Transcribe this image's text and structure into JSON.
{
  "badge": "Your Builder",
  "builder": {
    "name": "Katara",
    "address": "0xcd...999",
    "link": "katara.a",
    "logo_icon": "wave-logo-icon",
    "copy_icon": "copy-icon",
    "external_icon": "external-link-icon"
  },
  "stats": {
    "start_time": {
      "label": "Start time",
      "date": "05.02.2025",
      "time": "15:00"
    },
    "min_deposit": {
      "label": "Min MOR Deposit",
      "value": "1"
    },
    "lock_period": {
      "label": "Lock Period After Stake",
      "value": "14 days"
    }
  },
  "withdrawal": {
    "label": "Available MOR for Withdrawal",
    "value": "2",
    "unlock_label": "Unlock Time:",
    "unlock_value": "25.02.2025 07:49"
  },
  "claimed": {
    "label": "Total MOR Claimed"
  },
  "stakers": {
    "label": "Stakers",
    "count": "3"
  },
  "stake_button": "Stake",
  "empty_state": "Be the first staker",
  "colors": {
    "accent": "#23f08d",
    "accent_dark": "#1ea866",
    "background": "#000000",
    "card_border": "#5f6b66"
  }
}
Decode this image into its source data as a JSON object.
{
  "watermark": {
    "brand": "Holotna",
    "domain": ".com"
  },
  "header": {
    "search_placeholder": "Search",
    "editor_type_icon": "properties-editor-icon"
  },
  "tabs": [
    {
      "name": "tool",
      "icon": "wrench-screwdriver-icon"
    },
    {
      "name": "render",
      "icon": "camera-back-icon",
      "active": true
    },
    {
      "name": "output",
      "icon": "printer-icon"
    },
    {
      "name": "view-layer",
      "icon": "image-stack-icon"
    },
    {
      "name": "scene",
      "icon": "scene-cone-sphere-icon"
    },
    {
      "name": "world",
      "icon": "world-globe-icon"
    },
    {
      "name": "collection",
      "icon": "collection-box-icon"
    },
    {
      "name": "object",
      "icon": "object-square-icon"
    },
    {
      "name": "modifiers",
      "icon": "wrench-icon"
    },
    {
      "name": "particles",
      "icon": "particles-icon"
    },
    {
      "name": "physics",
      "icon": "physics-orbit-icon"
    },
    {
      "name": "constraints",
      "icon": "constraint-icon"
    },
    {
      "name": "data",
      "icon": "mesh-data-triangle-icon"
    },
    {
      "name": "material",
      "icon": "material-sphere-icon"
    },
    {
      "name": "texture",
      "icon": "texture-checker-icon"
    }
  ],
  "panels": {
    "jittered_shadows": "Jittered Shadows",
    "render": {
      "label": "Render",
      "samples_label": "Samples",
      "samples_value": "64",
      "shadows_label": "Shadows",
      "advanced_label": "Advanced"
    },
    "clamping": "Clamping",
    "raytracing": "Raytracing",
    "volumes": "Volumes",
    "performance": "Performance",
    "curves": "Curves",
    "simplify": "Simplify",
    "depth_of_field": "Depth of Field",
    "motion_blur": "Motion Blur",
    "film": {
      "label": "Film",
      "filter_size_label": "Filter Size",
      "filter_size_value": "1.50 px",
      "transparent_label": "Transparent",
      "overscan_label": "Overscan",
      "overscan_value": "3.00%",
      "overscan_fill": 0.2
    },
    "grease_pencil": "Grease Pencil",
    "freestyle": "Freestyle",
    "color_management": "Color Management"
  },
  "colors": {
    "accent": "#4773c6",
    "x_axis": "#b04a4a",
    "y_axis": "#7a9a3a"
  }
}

PROBLEM REQUIREMENTS: Reproduce every record above exactly as it appears.

RESULT:
Transcribe this image's text and structure into JSON.
{
  "badge": "Your Builder",
  "builder": {
    "name": "Katara",
    "address": "0xcd...999",
    "link": "katara.a",
    "logo_icon": "wave-logo-icon",
    "copy_icon": "copy-icon",
    "external_icon": "external-link-icon"
  },
  "stats": {
    "start_time": {
      "label": "Start time",
      "date": "05.02.2025",
      "time": "15:00"
    },
    "min_deposit": {
      "label": "Min MOR Deposit",
      "value": "1"
    },
    "lock_period": {
      "label": "Lock Period After Stake",
      "value": "14 days"
    }
  },
  "withdrawal": {
    "label": "Available MOR for Withdrawal",
    "value": "2",
    "unlock_label": "Unlock Time:",
    "unlock_value": "25.02.2025 07:49"
  },
  "claimed": {
    "label": "Total MOR Claimed"
  },
  "stakers": {
    "label": "Stakers",
    "count": "3"
  },
  "stake_button": "Stake",
  "empty_state": "Be the first staker",
  "colors": {
    "accent": "#23f08d",
    "accent_dark": "#1ea866",
    "background": "#000000",
    "card_border": "#5f6b66"
  }
}
Decode this image into its source data as a JSON object.
{
  "watermark": {
    "brand": "Holotna",
    "domain": ".com"
  },
  "header": {
    "search_placeholder": "Search",
    "editor_type_icon": "properties-editor-icon"
  },
  "tabs": [
    {
      "name": "tool",
      "icon": "wrench-screwdriver-icon"
    },
    {
      "name": "render",
      "icon": "camera-back-icon",
      "active": true
    },
    {
      "name": "output",
      "icon": "printer-icon"
    },
    {
      "name": "view-layer",
      "icon": "image-stack-icon"
    },
    {
      "name": "scene",
      "icon": "scene-cone-sphere-icon"
    },
    {
      "name": "world",
      "icon": "world-globe-icon"
    },
    {
      "name": "collection",
      "icon": "collection-box-icon"
    },
    {
      "name": "object",
      "icon": "object-square-icon"
    },
    {
      "name": "modifiers",
      "icon": "wrench-icon"
    },
    {
      "name": "particles",
      "icon": "particles-icon"
    },
    {
      "name": "physics",
      "icon": "physics-orbit-icon"
    },
    {
      "name": "constraints",
      "icon": "constraint-icon"
    },
    {
      "name": "data",
      "icon": "mesh-data-triangle-icon"
    },
    {
      "name": "material",
      "icon": "material-sphere-icon"
    },
    {
      "name": "texture",
      "icon": "texture-checker-icon"
    }
  ],
  "panels": {
    "jittered_shadows": "Jittered Shadows",
    "render": {
      "label": "Render",
      "samples_label": "Samples",
      "samples_value": "64",
      "shadows_label": "Shadows",
      "advanced_label": "Advanced"
    },
    "clamping": "Clamping",
    "raytracing": "Raytracing",
    "volumes": "Volumes",
    "performance": "Performance",
    "curves": "Curves",
    "simplify": "Simplify",
    "depth_of_field": "Depth of Field",
    "motion_blur": "Motion Blur",
    "film": {
      "label": "Film",
      "filter_size_label": "Filter Size",
      "filter_size_value": "1.50 px",
      "transparent_label": "Transparent",
      "overscan_label": "Overscan",
      "overscan_value": "3.00%",
      "overscan_fill": 0.2
    },
    "grease_pencil": "Grease Pencil",
    "freestyle": "Freestyle",
    "color_management": "Color Management"
  },
  "colors": {
    "accent": "#4773c6",
    "x_axis": "#b04a4a",
    "y_axis": "#7a9a3a"
  }
}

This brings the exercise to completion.